Susannah Le Bron and Jane Ridley were so generous with their time and in sharing their leadership stories and advice – we would like to take this opportunity to thank them again for their participation. With all nuggets of wisdom shared in the short space of time, it’s hard to pick the key points to remind ourselves of – but we’ve tried to below. GovForum; June 2017 – Coaching and Leading

On their style of leadership; The leadership style that has worked the best for Susannah is one of collaboration. She likes to keep things human – referring to ‘people’ as opposed to ‘staff’. Susannah always insists on having the person who is making a recommendation or proposal to her presence at the table where the decision is being made- regardless of level or grade. Their voice is important. Jane shared how she needs to be energetic in her leadership because frequently the jobs she takes on are those that others don’t want to do – transformation! Her top tip is to be very self-aware when leading and coaching; know your own strengths, your weaknesses and your values, and how you might lend these to other people. Take the opportunities to lead and mentor outside of formal sessions – it can happen every day in all your interactions. Additional bonus tip – use analogies – especially soccer ones!

- _Given information_
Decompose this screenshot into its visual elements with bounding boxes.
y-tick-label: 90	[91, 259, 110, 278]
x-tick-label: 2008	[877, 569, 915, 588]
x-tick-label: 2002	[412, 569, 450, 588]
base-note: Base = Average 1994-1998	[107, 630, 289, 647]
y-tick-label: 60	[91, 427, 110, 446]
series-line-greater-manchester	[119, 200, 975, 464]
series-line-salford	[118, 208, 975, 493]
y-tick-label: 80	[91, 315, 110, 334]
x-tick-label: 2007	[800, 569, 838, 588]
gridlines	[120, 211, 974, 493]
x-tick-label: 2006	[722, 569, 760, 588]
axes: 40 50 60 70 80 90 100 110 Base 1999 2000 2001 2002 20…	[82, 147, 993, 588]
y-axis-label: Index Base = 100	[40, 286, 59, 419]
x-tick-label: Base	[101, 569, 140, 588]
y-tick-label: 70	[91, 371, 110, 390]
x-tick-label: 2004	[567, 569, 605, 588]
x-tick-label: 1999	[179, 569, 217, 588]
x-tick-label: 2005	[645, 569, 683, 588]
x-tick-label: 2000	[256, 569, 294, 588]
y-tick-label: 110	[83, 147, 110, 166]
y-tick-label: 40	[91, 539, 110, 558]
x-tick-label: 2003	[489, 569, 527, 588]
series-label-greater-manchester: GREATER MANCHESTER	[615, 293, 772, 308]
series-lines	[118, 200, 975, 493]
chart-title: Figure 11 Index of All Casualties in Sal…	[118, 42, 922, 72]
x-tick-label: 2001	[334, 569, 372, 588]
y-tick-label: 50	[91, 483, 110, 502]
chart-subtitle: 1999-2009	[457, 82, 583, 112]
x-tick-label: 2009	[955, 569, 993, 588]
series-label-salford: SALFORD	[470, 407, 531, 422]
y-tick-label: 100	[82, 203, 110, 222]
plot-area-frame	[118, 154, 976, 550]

- _Written exercise_
Can you print the GovForum leadership text above word for word, in full?

- _Output_
Susannah Le Bron and Jane Ridley were so generous with their time and in sharing their leadership stories and advice – we would like to take this opportunity to thank them again for their participation. With all nuggets of wisdom shared in the short space of time, it’s hard to pick the key points to remind ourselves of – but we’ve tried to below. GovForum; June 2017 – Coaching and Leading

On their style of leadership; The leadership style that has worked the best for Susannah is one of collaboration. She likes to keep things human – referring to ‘people’ as opposed to ‘staff’. Susannah always insists on having the person who is making a recommendation or proposal to her presence at the table where the decision is being made- regardless of level or grade. Their voice is important. Jane shared how she needs to be energetic in her leadership because frequently the jobs she takes on are those that others don’t want to do – transformation! Her top tip is to be very self-aware when leading and coaching; know your own strengths, your weaknesses and your values, and how you might lend these to other people. Take the opportunities to lead and mentor outside of formal sessions – it can happen every day in all your interactions. Additional bonus tip – use analogies – especially soccer ones!